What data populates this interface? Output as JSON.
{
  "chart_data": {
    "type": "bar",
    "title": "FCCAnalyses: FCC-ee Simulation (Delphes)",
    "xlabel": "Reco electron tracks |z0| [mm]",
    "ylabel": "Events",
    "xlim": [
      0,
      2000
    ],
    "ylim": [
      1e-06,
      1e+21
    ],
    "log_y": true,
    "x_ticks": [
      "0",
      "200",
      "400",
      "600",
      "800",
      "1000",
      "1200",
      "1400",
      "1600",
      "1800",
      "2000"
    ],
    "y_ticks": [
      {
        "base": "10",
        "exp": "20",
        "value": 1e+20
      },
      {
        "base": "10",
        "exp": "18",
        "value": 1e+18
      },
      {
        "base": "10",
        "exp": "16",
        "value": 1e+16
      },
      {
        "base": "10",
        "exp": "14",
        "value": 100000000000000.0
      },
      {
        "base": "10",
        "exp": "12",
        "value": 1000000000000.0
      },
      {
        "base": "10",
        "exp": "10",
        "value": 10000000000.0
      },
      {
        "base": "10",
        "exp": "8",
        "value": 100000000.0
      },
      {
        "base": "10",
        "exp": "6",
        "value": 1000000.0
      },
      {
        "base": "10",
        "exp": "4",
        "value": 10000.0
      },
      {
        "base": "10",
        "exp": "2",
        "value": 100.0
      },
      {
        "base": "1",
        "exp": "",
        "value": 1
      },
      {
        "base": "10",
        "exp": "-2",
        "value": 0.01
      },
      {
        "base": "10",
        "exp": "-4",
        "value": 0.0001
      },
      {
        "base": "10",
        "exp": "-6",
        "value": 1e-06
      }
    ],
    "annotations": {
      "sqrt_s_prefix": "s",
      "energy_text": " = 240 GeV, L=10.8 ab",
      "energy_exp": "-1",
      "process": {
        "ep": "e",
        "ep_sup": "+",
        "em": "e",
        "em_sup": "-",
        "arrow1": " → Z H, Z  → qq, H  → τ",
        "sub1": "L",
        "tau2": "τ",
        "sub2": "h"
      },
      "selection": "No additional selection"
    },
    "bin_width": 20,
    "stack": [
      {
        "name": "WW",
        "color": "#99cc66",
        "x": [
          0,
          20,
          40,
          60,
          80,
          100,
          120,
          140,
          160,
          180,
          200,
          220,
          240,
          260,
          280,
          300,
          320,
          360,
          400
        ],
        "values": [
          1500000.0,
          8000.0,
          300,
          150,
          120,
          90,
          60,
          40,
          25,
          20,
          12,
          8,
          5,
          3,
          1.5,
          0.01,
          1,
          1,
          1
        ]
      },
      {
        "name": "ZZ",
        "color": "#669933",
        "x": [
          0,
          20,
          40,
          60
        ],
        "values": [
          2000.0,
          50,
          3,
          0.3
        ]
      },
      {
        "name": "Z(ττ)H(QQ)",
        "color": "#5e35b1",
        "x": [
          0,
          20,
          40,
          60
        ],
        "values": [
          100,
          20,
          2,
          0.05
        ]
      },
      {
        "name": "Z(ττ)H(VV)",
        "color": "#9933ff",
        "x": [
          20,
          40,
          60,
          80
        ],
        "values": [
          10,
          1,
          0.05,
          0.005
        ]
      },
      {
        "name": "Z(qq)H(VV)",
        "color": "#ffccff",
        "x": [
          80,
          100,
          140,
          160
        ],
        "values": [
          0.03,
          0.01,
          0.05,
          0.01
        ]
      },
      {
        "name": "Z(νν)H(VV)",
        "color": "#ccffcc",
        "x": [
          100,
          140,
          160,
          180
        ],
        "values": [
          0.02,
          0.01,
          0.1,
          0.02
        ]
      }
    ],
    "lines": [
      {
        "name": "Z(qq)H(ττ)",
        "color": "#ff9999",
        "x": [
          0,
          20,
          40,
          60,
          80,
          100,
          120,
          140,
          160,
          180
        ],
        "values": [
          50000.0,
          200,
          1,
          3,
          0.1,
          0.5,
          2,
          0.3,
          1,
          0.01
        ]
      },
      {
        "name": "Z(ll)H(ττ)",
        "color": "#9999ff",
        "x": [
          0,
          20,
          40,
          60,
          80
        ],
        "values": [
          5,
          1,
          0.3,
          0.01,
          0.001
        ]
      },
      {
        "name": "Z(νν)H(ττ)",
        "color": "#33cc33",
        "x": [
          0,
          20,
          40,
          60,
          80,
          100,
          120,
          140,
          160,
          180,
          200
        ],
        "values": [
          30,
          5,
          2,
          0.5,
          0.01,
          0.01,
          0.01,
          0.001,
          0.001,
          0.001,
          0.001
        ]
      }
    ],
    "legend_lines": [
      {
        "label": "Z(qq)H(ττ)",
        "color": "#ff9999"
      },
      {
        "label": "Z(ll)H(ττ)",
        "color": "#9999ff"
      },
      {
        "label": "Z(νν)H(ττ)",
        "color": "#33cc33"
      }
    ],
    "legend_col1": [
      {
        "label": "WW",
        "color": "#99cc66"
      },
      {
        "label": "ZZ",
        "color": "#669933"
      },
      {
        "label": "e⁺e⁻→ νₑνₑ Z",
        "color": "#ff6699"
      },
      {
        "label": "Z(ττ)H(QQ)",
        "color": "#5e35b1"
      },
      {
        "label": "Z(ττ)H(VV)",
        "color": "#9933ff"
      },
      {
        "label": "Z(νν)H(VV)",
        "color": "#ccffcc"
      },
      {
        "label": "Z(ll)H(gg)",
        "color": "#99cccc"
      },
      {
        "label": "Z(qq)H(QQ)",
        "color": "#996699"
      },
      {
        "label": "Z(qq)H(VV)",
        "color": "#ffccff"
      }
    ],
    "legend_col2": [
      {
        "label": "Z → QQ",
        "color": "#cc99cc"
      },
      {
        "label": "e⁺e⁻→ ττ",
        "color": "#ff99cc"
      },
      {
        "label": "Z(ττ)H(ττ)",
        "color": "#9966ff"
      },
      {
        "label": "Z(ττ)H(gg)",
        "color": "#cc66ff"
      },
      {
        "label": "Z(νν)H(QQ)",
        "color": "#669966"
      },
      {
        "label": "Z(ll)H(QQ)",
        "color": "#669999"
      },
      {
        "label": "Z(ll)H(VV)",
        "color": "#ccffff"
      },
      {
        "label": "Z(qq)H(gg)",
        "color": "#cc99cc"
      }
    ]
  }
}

^^^^^^^^^^^^^^^^

▸ **THE PROBLEM**
Copy each line holding the word "name" from the listing above.

▸ **FINAL RESULT**
        "name": "WW",
        "name": "ZZ",
        "name": "Z(ττ)H(QQ)",
        "name": "Z(ττ)H(VV)",
        "name": "Z(qq)H(VV)",
        "name": "Z(νν)H(VV)",
        "name": "Z(qq)H(ττ)",
        "name": "Z(ll)H(ττ)",
        "name": "Z(νν)H(ττ)",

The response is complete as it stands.